─── Records for the task ───
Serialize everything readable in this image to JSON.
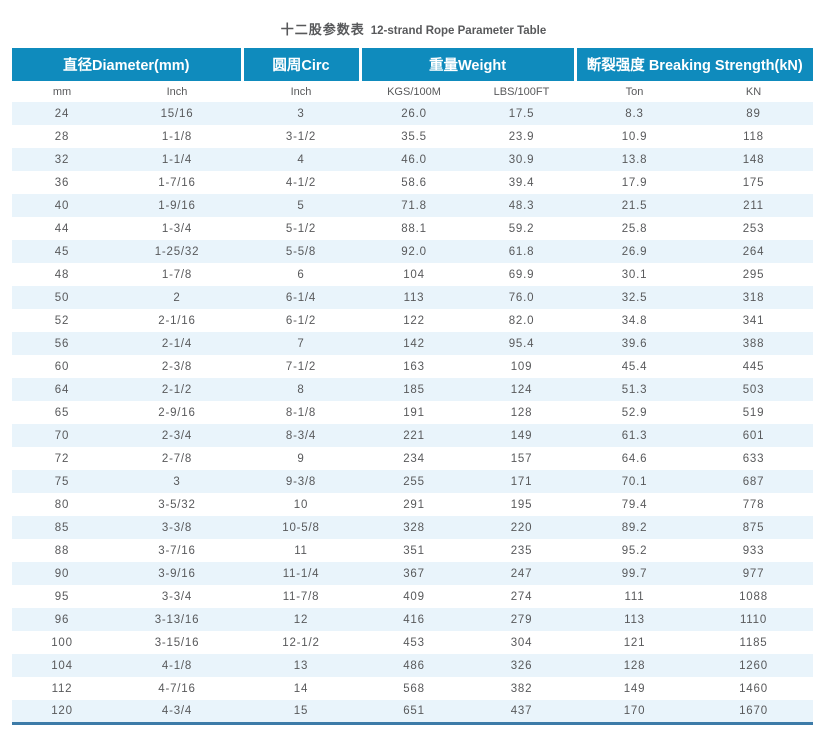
{
  "title": {
    "zh": "十二股参数表",
    "en": "12-strand Rope Parameter Table"
  },
  "table": {
    "groups": [
      {
        "label": "直径Diameter(mm)",
        "span": 2
      },
      {
        "label": "圆周Circ",
        "span": 1
      },
      {
        "label": "重量Weight",
        "span": 2
      },
      {
        "label": "断裂强度 Breaking Strength(kN)",
        "span": 2
      }
    ],
    "columns": [
      "mm",
      "Inch",
      "Inch",
      "KGS/100M",
      "LBS/100FT",
      "Ton",
      "KN"
    ],
    "rows": [
      [
        "24",
        "15/16",
        "3",
        "26.0",
        "17.5",
        "8.3",
        "89"
      ],
      [
        "28",
        "1-1/8",
        "3-1/2",
        "35.5",
        "23.9",
        "10.9",
        "118"
      ],
      [
        "32",
        "1-1/4",
        "4",
        "46.0",
        "30.9",
        "13.8",
        "148"
      ],
      [
        "36",
        "1-7/16",
        "4-1/2",
        "58.6",
        "39.4",
        "17.9",
        "175"
      ],
      [
        "40",
        "1-9/16",
        "5",
        "71.8",
        "48.3",
        "21.5",
        "211"
      ],
      [
        "44",
        "1-3/4",
        "5-1/2",
        "88.1",
        "59.2",
        "25.8",
        "253"
      ],
      [
        "45",
        "1-25/32",
        "5-5/8",
        "92.0",
        "61.8",
        "26.9",
        "264"
      ],
      [
        "48",
        "1-7/8",
        "6",
        "104",
        "69.9",
        "30.1",
        "295"
      ],
      [
        "50",
        "2",
        "6-1/4",
        "113",
        "76.0",
        "32.5",
        "318"
      ],
      [
        "52",
        "2-1/16",
        "6-1/2",
        "122",
        "82.0",
        "34.8",
        "341"
      ],
      [
        "56",
        "2-1/4",
        "7",
        "142",
        "95.4",
        "39.6",
        "388"
      ],
      [
        "60",
        "2-3/8",
        "7-1/2",
        "163",
        "109",
        "45.4",
        "445"
      ],
      [
        "64",
        "2-1/2",
        "8",
        "185",
        "124",
        "51.3",
        "503"
      ],
      [
        "65",
        "2-9/16",
        "8-1/8",
        "191",
        "128",
        "52.9",
        "519"
      ],
      [
        "70",
        "2-3/4",
        "8-3/4",
        "221",
        "149",
        "61.3",
        "601"
      ],
      [
        "72",
        "2-7/8",
        "9",
        "234",
        "157",
        "64.6",
        "633"
      ],
      [
        "75",
        "3",
        "9-3/8",
        "255",
        "171",
        "70.1",
        "687"
      ],
      [
        "80",
        "3-5/32",
        "10",
        "291",
        "195",
        "79.4",
        "778"
      ],
      [
        "85",
        "3-3/8",
        "10-5/8",
        "328",
        "220",
        "89.2",
        "875"
      ],
      [
        "88",
        "3-7/16",
        "11",
        "351",
        "235",
        "95.2",
        "933"
      ],
      [
        "90",
        "3-9/16",
        "11-1/4",
        "367",
        "247",
        "99.7",
        "977"
      ],
      [
        "95",
        "3-3/4",
        "11-7/8",
        "409",
        "274",
        "111",
        "1088"
      ],
      [
        "96",
        "3-13/16",
        "12",
        "416",
        "279",
        "113",
        "1110"
      ],
      [
        "100",
        "3-15/16",
        "12-1/2",
        "453",
        "304",
        "121",
        "1185"
      ],
      [
        "104",
        "4-1/8",
        "13",
        "486",
        "326",
        "128",
        "1260"
      ],
      [
        "112",
        "4-7/16",
        "14",
        "568",
        "382",
        "149",
        "1460"
      ],
      [
        "120",
        "4-3/4",
        "15",
        "651",
        "437",
        "170",
        "1670"
      ]
    ]
  },
  "colors": {
    "header_bg": "#0f8bbd",
    "row_alt": "#e9f4fb",
    "text": "#58595b",
    "bottom_border": "#3d7ba8"
  }
}
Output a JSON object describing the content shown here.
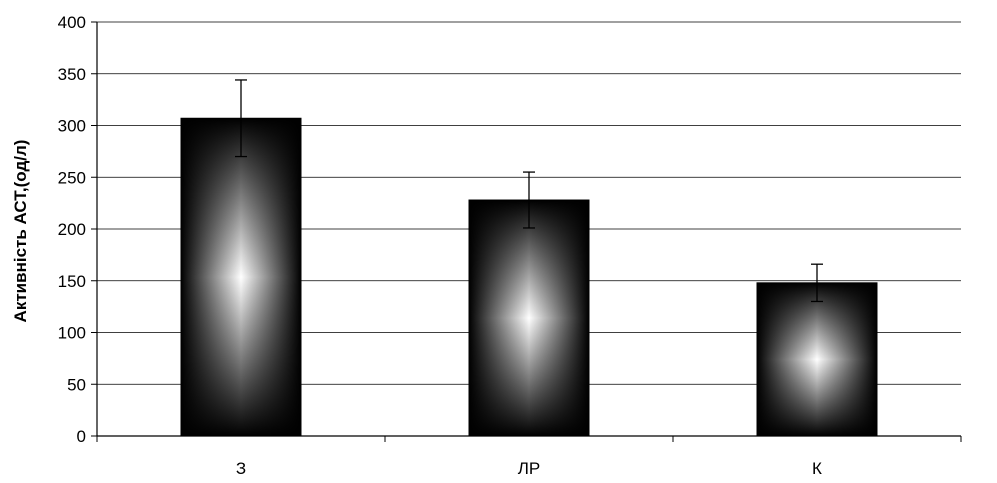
{
  "chart_data": {
    "type": "bar",
    "title": "",
    "xlabel": "",
    "ylabel": "Активність АСТ,(од/л)",
    "categories": [
      "З",
      "ЛР",
      "К"
    ],
    "values": [
      307,
      228,
      148
    ],
    "error": [
      37,
      27,
      18
    ],
    "ylim": [
      0,
      400
    ],
    "yticks": [
      0,
      50,
      100,
      150,
      200,
      250,
      300,
      350,
      400
    ],
    "ytick_labels": [
      "0",
      "50",
      "100",
      "150",
      "200",
      "250",
      "300",
      "350",
      "400"
    ],
    "grid": true,
    "legend": "none",
    "colors": {
      "bar_dark": "#000000",
      "bar_light": "#ffffff",
      "grid": "#000000",
      "axis": "#000000"
    }
  }
}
───
**Required task:** Using the data above, print every line exactly, omitting pictures.

**Response to this task:**
Serialize everything readable in this image to JSON.
{
  "title": {
    "zh": "十二股参数表",
    "en": "12-strand Rope Parameter Table"
  },
  "table": {
    "groups": [
      {
        "label": "直径Diameter(mm)",
        "span": 2
      },
      {
        "label": "圆周Circ",
        "span": 1
      },
      {
        "label": "重量Weight",
        "span": 2
      },
      {
        "label": "断裂强度 Breaking Strength(kN)",
        "span": 2
      }
    ],
    "columns": [
      "mm",
      "Inch",
      "Inch",
      "KGS/100M",
      "LBS/100FT",
      "Ton",
      "KN"
    ],
    "rows": [
      [
        "24",
        "15/16",
        "3",
        "26.0",
        "17.5",
        "8.3",
        "89"
      ],
      [
        "28",
        "1-1/8",
        "3-1/2",
        "35.5",
        "23.9",
        "10.9",
        "118"
      ],
      [
        "32",
        "1-1/4",
        "4",
        "46.0",
        "30.9",
        "13.8",
        "148"
      ],
      [
        "36",
        "1-7/16",
        "4-1/2",
        "58.6",
        "39.4",
        "17.9",
        "175"
      ],
      [
        "40",
        "1-9/16",
        "5",
        "71.8",
        "48.3",
        "21.5",
        "211"
      ],
      [
        "44",
        "1-3/4",
        "5-1/2",
        "88.1",
        "59.2",
        "25.8",
        "253"
      ],
      [
        "45",
        "1-25/32",
        "5-5/8",
        "92.0",
        "61.8",
        "26.9",
        "264"
      ],
      [
        "48",
        "1-7/8",
        "6",
        "104",
        "69.9",
        "30.1",
        "295"
      ],
      [
        "50",
        "2",
        "6-1/4",
        "113",
        "76.0",
        "32.5",
        "318"
      ],
      [
        "52",
        "2-1/16",
        "6-1/2",
        "122",
        "82.0",
        "34.8",
        "341"
      ],
      [
        "56",
        "2-1/4",
        "7",
        "142",
        "95.4",
        "39.6",
        "388"
      ],
      [
        "60",
        "2-3/8",
        "7-1/2",
        "163",
        "109",
        "45.4",
        "445"
      ],
      [
        "64",
        "2-1/2",
        "8",
        "185",
        "124",
        "51.3",
        "503"
      ],
      [
        "65",
        "2-9/16",
        "8-1/8",
        "191",
        "128",
        "52.9",
        "519"
      ],
      [
        "70",
        "2-3/4",
        "8-3/4",
        "221",
        "149",
        "61.3",
        "601"
      ],
      [
        "72",
        "2-7/8",
        "9",
        "234",
        "157",
        "64.6",
        "633"
      ],
      [
        "75",
        "3",
        "9-3/8",
        "255",
        "171",
        "70.1",
        "687"
      ],
      [
        "80",
        "3-5/32",
        "10",
        "291",
        "195",
        "79.4",
        "778"
      ],
      [
        "85",
        "3-3/8",
        "10-5/8",
        "328",
        "220",
        "89.2",
        "875"
      ],
      [
        "88",
        "3-7/16",
        "11",
        "351",
        "235",
        "95.2",
        "933"
      ],
      [
        "90",
        "3-9/16",
        "11-1/4",
        "367",
        "247",
        "99.7",
        "977"
      ],
      [
        "95",
        "3-3/4",
        "11-7/8",
        "409",
        "274",
        "111",
        "1088"
      ],
      [
        "96",
        "3-13/16",
        "12",
        "416",
        "279",
        "113",
        "1110"
      ],
      [
        "100",
        "3-15/16",
        "12-1/2",
        "453",
        "304",
        "121",
        "1185"
      ],
      [
        "104",
        "4-1/8",
        "13",
        "486",
        "326",
        "128",
        "1260"
      ],
      [
        "112",
        "4-7/16",
        "14",
        "568",
        "382",
        "149",
        "1460"
      ],
      [
        "120",
        "4-3/4",
        "15",
        "651",
        "437",
        "170",
        "1670"
      ]
    ]
  },
  "colors": {
    "header_bg": "#0f8bbd",
    "row_alt": "#e9f4fb",
    "text": "#58595b",
    "bottom_border": "#3d7ba8"
  }
}
Output a JSON object describing the content shown here.
{
  "chart_data": {
    "type": "bar",
    "title": "",
    "xlabel": "",
    "ylabel": "Активність АСТ,(од/л)",
    "categories": [
      "З",
      "ЛР",
      "К"
    ],
    "values": [
      307,
      228,
      148
    ],
    "error": [
      37,
      27,
      18
    ],
    "ylim": [
      0,
      400
    ],
    "yticks": [
      0,
      50,
      100,
      150,
      200,
      250,
      300,
      350,
      400
    ],
    "ytick_labels": [
      "0",
      "50",
      "100",
      "150",
      "200",
      "250",
      "300",
      "350",
      "400"
    ],
    "grid": true,
    "legend": "none",
    "colors": {
      "bar_dark": "#000000",
      "bar_light": "#ffffff",
      "grid": "#000000",
      "axis": "#000000"
    }
  }
}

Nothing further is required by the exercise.